WHAT THE EXERCISE ASKS - Output every entry exactly, from the first line to the last.

DATASET EXTRACT -
(begin)
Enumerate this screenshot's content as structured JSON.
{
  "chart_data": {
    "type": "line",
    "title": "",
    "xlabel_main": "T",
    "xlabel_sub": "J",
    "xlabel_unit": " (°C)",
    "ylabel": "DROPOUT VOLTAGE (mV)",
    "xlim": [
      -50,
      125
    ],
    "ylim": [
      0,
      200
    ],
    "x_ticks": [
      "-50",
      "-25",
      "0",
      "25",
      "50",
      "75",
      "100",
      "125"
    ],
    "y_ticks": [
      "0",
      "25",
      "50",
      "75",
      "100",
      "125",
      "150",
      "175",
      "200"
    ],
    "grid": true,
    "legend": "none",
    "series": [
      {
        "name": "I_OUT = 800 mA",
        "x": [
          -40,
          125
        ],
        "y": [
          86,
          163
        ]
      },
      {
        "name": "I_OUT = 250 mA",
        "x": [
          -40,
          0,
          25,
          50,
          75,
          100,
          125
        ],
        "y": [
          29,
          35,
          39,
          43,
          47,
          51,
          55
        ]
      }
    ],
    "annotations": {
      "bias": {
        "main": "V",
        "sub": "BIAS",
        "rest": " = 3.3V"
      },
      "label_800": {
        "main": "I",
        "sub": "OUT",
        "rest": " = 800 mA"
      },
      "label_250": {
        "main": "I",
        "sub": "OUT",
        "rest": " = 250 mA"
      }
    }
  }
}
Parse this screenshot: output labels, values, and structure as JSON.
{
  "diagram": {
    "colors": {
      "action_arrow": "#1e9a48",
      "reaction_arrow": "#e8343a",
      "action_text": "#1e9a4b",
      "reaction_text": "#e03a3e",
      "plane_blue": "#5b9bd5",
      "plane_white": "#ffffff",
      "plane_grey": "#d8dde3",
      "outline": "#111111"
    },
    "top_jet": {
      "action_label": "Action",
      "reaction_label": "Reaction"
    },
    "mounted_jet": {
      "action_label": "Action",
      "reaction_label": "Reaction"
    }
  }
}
(end)
EXERCISE SOLUTION -
Enumerate this screenshot's content as structured JSON.
{
  "chart_data": {
    "type": "line",
    "title": "",
    "xlabel_main": "T",
    "xlabel_sub": "J",
    "xlabel_unit": " (°C)",
    "ylabel": "DROPOUT VOLTAGE (mV)",
    "xlim": [
      -50,
      125
    ],
    "ylim": [
      0,
      200
    ],
    "x_ticks": [
      "-50",
      "-25",
      "0",
      "25",
      "50",
      "75",
      "100",
      "125"
    ],
    "y_ticks": [
      "0",
      "25",
      "50",
      "75",
      "100",
      "125",
      "150",
      "175",
      "200"
    ],
    "grid": true,
    "legend": "none",
    "series": [
      {
        "name": "I_OUT = 800 mA",
        "x": [
          -40,
          125
        ],
        "y": [
          86,
          163
        ]
      },
      {
        "name": "I_OUT = 250 mA",
        "x": [
          -40,
          0,
          25,
          50,
          75,
          100,
          125
        ],
        "y": [
          29,
          35,
          39,
          43,
          47,
          51,
          55
        ]
      }
    ],
    "annotations": {
      "bias": {
        "main": "V",
        "sub": "BIAS",
        "rest": " = 3.3V"
      },
      "label_800": {
        "main": "I",
        "sub": "OUT",
        "rest": " = 800 mA"
      },
      "label_250": {
        "main": "I",
        "sub": "OUT",
        "rest": " = 250 mA"
      }
    }
  }
}
Parse this screenshot: output labels, values, and structure as JSON.
{
  "diagram": {
    "colors": {
      "action_arrow": "#1e9a48",
      "reaction_arrow": "#e8343a",
      "action_text": "#1e9a4b",
      "reaction_text": "#e03a3e",
      "plane_blue": "#5b9bd5",
      "plane_white": "#ffffff",
      "plane_grey": "#d8dde3",
      "outline": "#111111"
    },
    "top_jet": {
      "action_label": "Action",
      "reaction_label": "Reaction"
    },
    "mounted_jet": {
      "action_label": "Action",
      "reaction_label": "Reaction"
    }
  }
}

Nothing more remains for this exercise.